## Task to carry out:
Scan the material below for the string "reguladora", and copy every line where it shows up.
* Begin Records *
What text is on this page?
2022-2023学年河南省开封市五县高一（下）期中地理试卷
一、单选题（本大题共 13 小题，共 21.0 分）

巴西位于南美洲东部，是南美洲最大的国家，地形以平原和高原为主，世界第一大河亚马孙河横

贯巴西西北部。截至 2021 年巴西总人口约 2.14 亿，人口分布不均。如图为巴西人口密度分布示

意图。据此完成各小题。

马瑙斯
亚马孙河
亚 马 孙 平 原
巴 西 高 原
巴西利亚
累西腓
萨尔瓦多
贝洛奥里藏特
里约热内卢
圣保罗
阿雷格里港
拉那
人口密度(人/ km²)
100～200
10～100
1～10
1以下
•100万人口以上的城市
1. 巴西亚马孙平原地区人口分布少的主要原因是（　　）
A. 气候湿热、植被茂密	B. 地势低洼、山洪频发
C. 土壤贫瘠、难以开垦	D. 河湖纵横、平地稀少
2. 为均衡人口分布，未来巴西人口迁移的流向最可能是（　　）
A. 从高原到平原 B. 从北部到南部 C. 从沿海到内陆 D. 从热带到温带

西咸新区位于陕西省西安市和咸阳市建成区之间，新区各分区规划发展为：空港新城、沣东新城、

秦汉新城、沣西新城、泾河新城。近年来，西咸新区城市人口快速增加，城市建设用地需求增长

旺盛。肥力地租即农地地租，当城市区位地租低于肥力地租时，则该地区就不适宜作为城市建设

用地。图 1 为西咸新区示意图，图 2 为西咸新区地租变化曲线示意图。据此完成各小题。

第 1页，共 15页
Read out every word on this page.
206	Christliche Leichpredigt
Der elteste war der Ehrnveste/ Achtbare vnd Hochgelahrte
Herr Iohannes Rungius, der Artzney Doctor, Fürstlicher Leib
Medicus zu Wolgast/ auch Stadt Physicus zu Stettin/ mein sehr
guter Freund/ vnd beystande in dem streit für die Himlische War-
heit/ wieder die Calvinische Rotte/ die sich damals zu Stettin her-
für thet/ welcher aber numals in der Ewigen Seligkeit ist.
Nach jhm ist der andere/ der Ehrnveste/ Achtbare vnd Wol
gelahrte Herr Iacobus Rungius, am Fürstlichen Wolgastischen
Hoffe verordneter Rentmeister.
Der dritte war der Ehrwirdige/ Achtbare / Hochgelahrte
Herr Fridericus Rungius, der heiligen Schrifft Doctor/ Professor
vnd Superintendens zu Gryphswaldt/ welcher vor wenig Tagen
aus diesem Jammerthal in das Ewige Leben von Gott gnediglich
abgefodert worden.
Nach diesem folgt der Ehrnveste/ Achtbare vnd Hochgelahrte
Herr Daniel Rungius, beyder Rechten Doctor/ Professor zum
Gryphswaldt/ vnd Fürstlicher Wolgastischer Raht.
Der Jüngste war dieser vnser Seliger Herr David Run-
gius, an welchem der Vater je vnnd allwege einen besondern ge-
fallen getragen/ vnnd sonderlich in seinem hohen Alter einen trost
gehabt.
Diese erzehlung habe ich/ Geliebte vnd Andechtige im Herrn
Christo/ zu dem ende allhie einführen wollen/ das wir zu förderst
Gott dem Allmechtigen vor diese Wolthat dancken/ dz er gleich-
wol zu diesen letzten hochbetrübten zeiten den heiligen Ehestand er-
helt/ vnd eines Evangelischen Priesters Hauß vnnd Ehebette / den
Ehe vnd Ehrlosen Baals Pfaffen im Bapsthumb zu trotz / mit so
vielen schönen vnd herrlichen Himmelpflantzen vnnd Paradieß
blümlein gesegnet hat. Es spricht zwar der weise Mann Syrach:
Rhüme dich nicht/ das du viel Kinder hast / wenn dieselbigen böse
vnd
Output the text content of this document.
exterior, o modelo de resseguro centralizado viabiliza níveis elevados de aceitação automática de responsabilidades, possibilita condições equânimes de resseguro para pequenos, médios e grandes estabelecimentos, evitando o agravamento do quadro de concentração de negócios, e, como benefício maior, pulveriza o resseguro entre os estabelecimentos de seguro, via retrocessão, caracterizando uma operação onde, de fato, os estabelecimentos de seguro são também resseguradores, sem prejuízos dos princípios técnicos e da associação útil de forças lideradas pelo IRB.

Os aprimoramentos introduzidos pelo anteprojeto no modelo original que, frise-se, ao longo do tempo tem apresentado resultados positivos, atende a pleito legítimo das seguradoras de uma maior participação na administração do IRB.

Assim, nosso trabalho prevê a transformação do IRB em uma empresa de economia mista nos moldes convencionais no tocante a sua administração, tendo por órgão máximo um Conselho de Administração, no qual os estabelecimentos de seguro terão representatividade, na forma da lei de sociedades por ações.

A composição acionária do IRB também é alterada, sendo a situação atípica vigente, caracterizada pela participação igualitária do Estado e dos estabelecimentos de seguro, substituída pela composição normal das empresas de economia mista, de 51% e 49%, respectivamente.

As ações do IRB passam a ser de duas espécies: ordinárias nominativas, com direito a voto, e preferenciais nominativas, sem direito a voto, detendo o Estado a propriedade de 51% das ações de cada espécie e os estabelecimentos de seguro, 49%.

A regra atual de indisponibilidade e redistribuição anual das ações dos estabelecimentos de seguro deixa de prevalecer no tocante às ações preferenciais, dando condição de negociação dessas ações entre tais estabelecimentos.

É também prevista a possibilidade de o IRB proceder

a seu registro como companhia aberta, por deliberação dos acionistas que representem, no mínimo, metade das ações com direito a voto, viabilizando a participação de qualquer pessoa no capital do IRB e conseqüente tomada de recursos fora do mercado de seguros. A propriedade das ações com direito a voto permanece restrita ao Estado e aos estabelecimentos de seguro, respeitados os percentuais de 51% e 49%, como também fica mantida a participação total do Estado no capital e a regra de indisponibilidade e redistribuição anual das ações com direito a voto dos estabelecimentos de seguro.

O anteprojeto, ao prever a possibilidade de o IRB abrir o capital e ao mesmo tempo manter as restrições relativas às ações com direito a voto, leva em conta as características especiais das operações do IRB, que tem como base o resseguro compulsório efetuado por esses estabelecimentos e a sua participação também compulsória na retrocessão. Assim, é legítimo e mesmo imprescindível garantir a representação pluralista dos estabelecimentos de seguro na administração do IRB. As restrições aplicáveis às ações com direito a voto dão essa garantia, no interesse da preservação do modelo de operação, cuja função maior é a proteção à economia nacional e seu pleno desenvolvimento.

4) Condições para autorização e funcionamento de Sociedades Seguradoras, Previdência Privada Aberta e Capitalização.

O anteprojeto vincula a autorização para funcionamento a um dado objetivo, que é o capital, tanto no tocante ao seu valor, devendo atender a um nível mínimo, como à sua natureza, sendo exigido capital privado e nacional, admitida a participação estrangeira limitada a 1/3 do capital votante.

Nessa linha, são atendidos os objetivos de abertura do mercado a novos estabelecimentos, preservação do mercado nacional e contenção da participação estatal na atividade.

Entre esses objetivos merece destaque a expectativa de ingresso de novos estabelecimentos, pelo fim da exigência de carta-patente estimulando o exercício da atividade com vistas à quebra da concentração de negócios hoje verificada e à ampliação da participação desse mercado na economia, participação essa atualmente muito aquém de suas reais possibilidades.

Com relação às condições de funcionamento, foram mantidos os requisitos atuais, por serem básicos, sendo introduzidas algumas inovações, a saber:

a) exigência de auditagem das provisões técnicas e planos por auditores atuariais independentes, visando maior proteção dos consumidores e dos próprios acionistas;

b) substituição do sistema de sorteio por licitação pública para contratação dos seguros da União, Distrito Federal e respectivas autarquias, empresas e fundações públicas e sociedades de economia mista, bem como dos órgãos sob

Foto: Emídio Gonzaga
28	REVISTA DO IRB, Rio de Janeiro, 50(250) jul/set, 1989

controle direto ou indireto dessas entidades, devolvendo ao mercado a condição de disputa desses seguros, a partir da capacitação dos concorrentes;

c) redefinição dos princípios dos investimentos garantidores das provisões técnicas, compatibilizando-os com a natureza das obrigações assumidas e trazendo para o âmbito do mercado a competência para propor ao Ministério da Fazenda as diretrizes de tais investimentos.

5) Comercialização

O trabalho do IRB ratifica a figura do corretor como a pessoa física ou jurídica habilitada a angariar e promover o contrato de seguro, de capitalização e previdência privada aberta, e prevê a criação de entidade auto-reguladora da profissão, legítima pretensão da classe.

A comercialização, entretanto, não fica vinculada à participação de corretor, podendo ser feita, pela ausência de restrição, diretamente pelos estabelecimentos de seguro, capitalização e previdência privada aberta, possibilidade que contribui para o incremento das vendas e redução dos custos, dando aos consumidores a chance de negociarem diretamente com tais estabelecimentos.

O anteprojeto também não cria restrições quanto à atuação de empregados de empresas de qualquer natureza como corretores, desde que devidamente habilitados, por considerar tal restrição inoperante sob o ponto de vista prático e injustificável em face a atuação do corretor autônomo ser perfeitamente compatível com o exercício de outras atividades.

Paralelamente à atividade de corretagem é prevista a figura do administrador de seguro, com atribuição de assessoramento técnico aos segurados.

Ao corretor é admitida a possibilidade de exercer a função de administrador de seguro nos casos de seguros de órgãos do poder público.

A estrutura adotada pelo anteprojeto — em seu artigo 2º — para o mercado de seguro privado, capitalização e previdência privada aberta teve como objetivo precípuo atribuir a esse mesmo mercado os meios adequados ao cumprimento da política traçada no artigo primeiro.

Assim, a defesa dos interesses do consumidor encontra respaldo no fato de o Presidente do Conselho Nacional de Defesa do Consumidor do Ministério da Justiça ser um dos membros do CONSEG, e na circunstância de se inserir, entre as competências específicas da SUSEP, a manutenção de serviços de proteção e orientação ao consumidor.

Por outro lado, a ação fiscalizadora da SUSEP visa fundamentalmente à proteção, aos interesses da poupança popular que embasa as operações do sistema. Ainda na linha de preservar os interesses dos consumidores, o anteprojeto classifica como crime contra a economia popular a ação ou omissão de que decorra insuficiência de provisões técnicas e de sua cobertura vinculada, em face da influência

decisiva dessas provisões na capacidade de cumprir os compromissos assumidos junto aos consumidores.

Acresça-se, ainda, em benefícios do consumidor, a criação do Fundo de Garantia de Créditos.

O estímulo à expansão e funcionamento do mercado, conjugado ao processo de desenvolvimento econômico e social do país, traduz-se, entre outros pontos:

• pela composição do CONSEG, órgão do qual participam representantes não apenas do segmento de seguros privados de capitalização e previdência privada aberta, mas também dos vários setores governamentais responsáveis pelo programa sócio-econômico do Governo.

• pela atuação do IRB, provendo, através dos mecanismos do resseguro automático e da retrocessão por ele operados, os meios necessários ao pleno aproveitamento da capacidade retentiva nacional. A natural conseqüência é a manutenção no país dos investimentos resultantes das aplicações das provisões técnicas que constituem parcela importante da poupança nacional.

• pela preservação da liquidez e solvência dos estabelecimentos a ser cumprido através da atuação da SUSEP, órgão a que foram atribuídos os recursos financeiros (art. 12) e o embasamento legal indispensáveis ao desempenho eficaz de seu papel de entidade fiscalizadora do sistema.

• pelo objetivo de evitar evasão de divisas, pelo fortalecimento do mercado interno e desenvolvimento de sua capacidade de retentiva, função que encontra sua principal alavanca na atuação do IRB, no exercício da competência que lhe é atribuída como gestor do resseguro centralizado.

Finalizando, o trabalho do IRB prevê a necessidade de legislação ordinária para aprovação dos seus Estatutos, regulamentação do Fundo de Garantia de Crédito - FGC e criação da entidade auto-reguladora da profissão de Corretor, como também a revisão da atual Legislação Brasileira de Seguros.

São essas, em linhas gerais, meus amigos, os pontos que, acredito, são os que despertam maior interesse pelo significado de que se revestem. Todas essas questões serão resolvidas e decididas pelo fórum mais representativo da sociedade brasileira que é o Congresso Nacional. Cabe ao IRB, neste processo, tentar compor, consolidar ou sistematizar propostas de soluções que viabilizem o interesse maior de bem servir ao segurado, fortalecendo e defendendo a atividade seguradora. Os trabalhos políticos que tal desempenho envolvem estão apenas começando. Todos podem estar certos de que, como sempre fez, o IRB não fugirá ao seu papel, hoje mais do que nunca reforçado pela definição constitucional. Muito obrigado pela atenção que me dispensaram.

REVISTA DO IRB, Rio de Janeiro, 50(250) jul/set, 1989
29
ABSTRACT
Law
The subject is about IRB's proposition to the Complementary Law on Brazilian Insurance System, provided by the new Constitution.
* End Records *
## Exercise response:
O trabalho do IRB ratifica a figura do corretor como a pessoa física ou jurídica habilitada a angariar e promover o contrato de seguro, de capitalização e previdência privada aberta, e prevê a criação de entidade auto-reguladora da profissão, legítima pretensão da classe.
Finalizando, o trabalho do IRB prevê a necessidade de legislação ordinária para aprovação dos seus Estatutos, regulamentação do Fundo de Garantia de Crédito - FGC e criação da entidade auto-reguladora da profissão de Corretor, como também a revisão da atual Legislação Brasileira de Seguros.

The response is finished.